Output all lines exactly.

'''

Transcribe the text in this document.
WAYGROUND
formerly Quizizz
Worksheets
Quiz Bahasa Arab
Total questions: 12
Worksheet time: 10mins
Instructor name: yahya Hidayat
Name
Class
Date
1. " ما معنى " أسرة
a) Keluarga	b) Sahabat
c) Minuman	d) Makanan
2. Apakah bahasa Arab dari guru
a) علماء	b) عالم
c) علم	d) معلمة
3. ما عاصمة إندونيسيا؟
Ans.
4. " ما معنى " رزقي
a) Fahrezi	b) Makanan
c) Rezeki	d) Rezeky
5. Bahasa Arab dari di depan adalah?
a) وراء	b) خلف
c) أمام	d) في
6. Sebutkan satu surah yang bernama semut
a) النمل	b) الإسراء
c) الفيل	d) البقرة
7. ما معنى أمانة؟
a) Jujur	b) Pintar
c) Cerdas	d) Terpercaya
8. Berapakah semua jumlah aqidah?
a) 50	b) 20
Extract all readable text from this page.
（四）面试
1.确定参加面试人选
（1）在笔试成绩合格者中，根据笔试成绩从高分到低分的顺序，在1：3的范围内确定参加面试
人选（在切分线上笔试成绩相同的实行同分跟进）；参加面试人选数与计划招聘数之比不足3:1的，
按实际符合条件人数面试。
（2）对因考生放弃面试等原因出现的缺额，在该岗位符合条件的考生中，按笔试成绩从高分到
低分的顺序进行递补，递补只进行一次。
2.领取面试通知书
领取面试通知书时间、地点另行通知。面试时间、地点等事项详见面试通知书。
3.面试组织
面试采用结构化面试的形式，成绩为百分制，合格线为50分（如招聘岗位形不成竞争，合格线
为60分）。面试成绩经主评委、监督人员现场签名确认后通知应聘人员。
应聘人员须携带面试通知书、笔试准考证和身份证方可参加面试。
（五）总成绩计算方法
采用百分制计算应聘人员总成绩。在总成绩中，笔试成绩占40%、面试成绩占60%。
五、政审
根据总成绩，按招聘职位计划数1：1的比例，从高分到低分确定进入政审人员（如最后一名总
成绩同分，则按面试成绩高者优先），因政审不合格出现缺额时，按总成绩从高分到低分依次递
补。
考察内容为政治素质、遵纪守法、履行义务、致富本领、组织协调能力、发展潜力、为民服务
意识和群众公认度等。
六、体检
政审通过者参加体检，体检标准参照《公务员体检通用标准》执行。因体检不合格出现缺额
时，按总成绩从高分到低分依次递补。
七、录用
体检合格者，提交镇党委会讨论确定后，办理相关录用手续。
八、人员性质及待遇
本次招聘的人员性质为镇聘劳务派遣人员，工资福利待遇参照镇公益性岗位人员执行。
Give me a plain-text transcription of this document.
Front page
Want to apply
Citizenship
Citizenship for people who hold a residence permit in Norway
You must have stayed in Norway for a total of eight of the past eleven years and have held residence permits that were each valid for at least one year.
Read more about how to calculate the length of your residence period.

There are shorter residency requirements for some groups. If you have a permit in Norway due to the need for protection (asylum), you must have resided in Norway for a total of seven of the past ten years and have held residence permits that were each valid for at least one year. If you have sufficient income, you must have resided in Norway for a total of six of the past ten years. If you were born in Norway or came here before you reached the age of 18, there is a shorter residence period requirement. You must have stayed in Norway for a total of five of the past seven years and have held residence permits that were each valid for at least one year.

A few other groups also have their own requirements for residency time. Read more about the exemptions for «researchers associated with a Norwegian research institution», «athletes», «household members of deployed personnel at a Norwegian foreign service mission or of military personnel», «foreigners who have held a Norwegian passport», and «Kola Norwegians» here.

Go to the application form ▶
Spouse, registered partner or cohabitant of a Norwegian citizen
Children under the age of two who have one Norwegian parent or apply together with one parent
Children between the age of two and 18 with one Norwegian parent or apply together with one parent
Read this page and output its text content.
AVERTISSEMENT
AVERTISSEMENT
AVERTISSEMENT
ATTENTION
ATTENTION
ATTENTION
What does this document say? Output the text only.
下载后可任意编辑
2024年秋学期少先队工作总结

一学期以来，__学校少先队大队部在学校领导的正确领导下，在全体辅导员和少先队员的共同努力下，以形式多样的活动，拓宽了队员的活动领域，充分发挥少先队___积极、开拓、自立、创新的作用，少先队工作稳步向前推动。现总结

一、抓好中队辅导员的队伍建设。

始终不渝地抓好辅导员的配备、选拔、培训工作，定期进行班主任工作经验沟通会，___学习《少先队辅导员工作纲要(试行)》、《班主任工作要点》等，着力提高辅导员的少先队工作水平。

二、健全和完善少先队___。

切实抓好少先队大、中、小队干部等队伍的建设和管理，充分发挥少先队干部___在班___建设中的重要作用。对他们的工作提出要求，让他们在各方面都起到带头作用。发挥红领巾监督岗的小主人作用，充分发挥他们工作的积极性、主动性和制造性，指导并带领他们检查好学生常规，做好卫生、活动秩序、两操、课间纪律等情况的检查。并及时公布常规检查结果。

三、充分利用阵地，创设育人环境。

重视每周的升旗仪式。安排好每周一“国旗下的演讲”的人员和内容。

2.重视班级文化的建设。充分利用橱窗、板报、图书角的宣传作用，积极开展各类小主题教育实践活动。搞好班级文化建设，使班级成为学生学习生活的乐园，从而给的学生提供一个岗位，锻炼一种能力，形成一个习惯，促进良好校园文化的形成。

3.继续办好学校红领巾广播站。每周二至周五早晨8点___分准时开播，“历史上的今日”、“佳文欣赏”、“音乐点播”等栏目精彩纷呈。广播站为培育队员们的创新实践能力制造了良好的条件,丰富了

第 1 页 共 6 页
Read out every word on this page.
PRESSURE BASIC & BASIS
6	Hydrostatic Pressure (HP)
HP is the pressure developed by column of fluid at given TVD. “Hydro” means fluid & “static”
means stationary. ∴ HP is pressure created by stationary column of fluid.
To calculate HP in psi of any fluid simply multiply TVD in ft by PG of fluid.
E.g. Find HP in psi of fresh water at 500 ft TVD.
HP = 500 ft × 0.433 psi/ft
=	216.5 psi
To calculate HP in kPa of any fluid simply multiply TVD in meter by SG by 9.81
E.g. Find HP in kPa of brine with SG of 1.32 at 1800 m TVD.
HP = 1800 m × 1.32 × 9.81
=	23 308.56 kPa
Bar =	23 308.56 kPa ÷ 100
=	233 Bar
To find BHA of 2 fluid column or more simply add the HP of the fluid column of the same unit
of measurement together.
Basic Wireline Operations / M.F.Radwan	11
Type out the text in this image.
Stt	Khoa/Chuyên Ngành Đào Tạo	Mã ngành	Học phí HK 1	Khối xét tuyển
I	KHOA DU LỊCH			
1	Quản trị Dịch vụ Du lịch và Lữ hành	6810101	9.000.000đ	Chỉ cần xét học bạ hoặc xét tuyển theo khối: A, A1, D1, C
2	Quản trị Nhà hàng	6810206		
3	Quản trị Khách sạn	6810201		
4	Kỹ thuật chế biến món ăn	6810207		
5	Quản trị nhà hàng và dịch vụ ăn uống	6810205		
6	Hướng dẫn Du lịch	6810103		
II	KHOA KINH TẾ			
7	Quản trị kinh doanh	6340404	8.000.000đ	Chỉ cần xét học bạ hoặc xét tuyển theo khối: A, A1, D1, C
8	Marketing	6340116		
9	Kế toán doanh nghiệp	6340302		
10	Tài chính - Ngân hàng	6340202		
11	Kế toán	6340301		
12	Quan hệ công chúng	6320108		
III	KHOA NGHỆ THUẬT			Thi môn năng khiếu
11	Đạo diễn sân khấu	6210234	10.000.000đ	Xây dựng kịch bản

'''

PROBLEM SOLUTION:
Transcribe the text in this document.
WAYGROUND
formerly Quizizz
Worksheets
Quiz Bahasa Arab
Total questions: 12
Worksheet time: 10mins
Instructor name: yahya Hidayat
Name
Class
Date
1. " ما معنى " أسرة
a) Keluarga	b) Sahabat
c) Minuman	d) Makanan
2. Apakah bahasa Arab dari guru
a) علماء	b) عالم
c) علم	d) معلمة
3. ما عاصمة إندونيسيا؟
Ans.
4. " ما معنى " رزقي
a) Fahrezi	b) Makanan
c) Rezeki	d) Rezeky
5. Bahasa Arab dari di depan adalah?
a) وراء	b) خلف
c) أمام	d) في
6. Sebutkan satu surah yang bernama semut
a) النمل	b) الإسراء
c) الفيل	d) البقرة
7. ما معنى أمانة؟
a) Jujur	b) Pintar
c) Cerdas	d) Terpercaya
8. Berapakah semua jumlah aqidah?
a) 50	b) 20
Extract all readable text from this page.
（四）面试
1.确定参加面试人选
（1）在笔试成绩合格者中，根据笔试成绩从高分到低分的顺序，在1：3的范围内确定参加面试
人选（在切分线上笔试成绩相同的实行同分跟进）；参加面试人选数与计划招聘数之比不足3:1的，
按实际符合条件人数面试。
（2）对因考生放弃面试等原因出现的缺额，在该岗位符合条件的考生中，按笔试成绩从高分到
低分的顺序进行递补，递补只进行一次。
2.领取面试通知书
领取面试通知书时间、地点另行通知。面试时间、地点等事项详见面试通知书。
3.面试组织
面试采用结构化面试的形式，成绩为百分制，合格线为50分（如招聘岗位形不成竞争，合格线
为60分）。面试成绩经主评委、监督人员现场签名确认后通知应聘人员。
应聘人员须携带面试通知书、笔试准考证和身份证方可参加面试。
（五）总成绩计算方法
采用百分制计算应聘人员总成绩。在总成绩中，笔试成绩占40%、面试成绩占60%。
五、政审
根据总成绩，按招聘职位计划数1：1的比例，从高分到低分确定进入政审人员（如最后一名总
成绩同分，则按面试成绩高者优先），因政审不合格出现缺额时，按总成绩从高分到低分依次递
补。
考察内容为政治素质、遵纪守法、履行义务、致富本领、组织协调能力、发展潜力、为民服务
意识和群众公认度等。
六、体检
政审通过者参加体检，体检标准参照《公务员体检通用标准》执行。因体检不合格出现缺额
时，按总成绩从高分到低分依次递补。
七、录用
体检合格者，提交镇党委会讨论确定后，办理相关录用手续。
八、人员性质及待遇
本次招聘的人员性质为镇聘劳务派遣人员，工资福利待遇参照镇公益性岗位人员执行。
Give me a plain-text transcription of this document.
Front page
Want to apply
Citizenship
Citizenship for people who hold a residence permit in Norway
You must have stayed in Norway for a total of eight of the past eleven years and have held residence permits that were each valid for at least one year.
Read more about how to calculate the length of your residence period.

There are shorter residency requirements for some groups. If you have a permit in Norway due to the need for protection (asylum), you must have resided in Norway for a total of seven of the past ten years and have held residence permits that were each valid for at least one year. If you have sufficient income, you must have resided in Norway for a total of six of the past ten years. If you were born in Norway or came here before you reached the age of 18, there is a shorter residence period requirement. You must have stayed in Norway for a total of five of the past seven years and have held residence permits that were each valid for at least one year.

A few other groups also have their own requirements for residency time. Read more about the exemptions for «researchers associated with a Norwegian research institution», «athletes», «household members of deployed personnel at a Norwegian foreign service mission or of military personnel», «foreigners who have held a Norwegian passport», and «Kola Norwegians» here.

Go to the application form ▶
Spouse, registered partner or cohabitant of a Norwegian citizen
Children under the age of two who have one Norwegian parent or apply together with one parent
Children between the age of two and 18 with one Norwegian parent or apply together with one parent
Read this page and output its text content.
AVERTISSEMENT
AVERTISSEMENT
AVERTISSEMENT
ATTENTION
ATTENTION
ATTENTION
What does this document say? Output the text only.
下载后可任意编辑
2024年秋学期少先队工作总结

一学期以来，__学校少先队大队部在学校领导的正确领导下，在全体辅导员和少先队员的共同努力下，以形式多样的活动，拓宽了队员的活动领域，充分发挥少先队___积极、开拓、自立、创新的作用，少先队工作稳步向前推动。现总结

一、抓好中队辅导员的队伍建设。

始终不渝地抓好辅导员的配备、选拔、培训工作，定期进行班主任工作经验沟通会，___学习《少先队辅导员工作纲要(试行)》、《班主任工作要点》等，着力提高辅导员的少先队工作水平。

二、健全和完善少先队___。

切实抓好少先队大、中、小队干部等队伍的建设和管理，充分发挥少先队干部___在班___建设中的重要作用。对他们的工作提出要求，让他们在各方面都起到带头作用。发挥红领巾监督岗的小主人作用，充分发挥他们工作的积极性、主动性和制造性，指导并带领他们检查好学生常规，做好卫生、活动秩序、两操、课间纪律等情况的检查。并及时公布常规检查结果。

三、充分利用阵地，创设育人环境。

重视每周的升旗仪式。安排好每周一“国旗下的演讲”的人员和内容。

2.重视班级文化的建设。充分利用橱窗、板报、图书角的宣传作用，积极开展各类小主题教育实践活动。搞好班级文化建设，使班级成为学生学习生活的乐园，从而给的学生提供一个岗位，锻炼一种能力，形成一个习惯，促进良好校园文化的形成。

3.继续办好学校红领巾广播站。每周二至周五早晨8点___分准时开播，“历史上的今日”、“佳文欣赏”、“音乐点播”等栏目精彩纷呈。广播站为培育队员们的创新实践能力制造了良好的条件,丰富了

第 1 页 共 6 页
Read out every word on this page.
PRESSURE BASIC & BASIS
6	Hydrostatic Pressure (HP)
HP is the pressure developed by column of fluid at given TVD. “Hydro” means fluid & “static”
means stationary. ∴ HP is pressure created by stationary column of fluid.
To calculate HP in psi of any fluid simply multiply TVD in ft by PG of fluid.
E.g. Find HP in psi of fresh water at 500 ft TVD.
HP = 500 ft × 0.433 psi/ft
=	216.5 psi
To calculate HP in kPa of any fluid simply multiply TVD in meter by SG by 9.81
E.g. Find HP in kPa of brine with SG of 1.32 at 1800 m TVD.
HP = 1800 m × 1.32 × 9.81
=	23 308.56 kPa
Bar =	23 308.56 kPa ÷ 100
=	233 Bar
To find BHA of 2 fluid column or more simply add the HP of the fluid column of the same unit
of measurement together.
Basic Wireline Operations / M.F.Radwan	11
Type out the text in this image.
Stt	Khoa/Chuyên Ngành Đào Tạo	Mã ngành	Học phí HK 1	Khối xét tuyển
I	KHOA DU LỊCH			
1	Quản trị Dịch vụ Du lịch và Lữ hành	6810101	9.000.000đ	Chỉ cần xét học bạ hoặc xét tuyển theo khối: A, A1, D1, C
2	Quản trị Nhà hàng	6810206		
3	Quản trị Khách sạn	6810201		
4	Kỹ thuật chế biến món ăn	6810207		
5	Quản trị nhà hàng và dịch vụ ăn uống	6810205		
6	Hướng dẫn Du lịch	6810103		
II	KHOA KINH TẾ			
7	Quản trị kinh doanh	6340404	8.000.000đ	Chỉ cần xét học bạ hoặc xét tuyển theo khối: A, A1, D1, C
8	Marketing	6340116		
9	Kế toán doanh nghiệp	6340302		
10	Tài chính - Ngân hàng	6340202		
11	Kế toán	6340301		
12	Quan hệ công chúng	6320108		
III	KHOA NGHỆ THUẬT			Thi môn năng khiếu
11	Đạo diễn sân khấu	6210234	10.000.000đ	Xây dựng kịch bản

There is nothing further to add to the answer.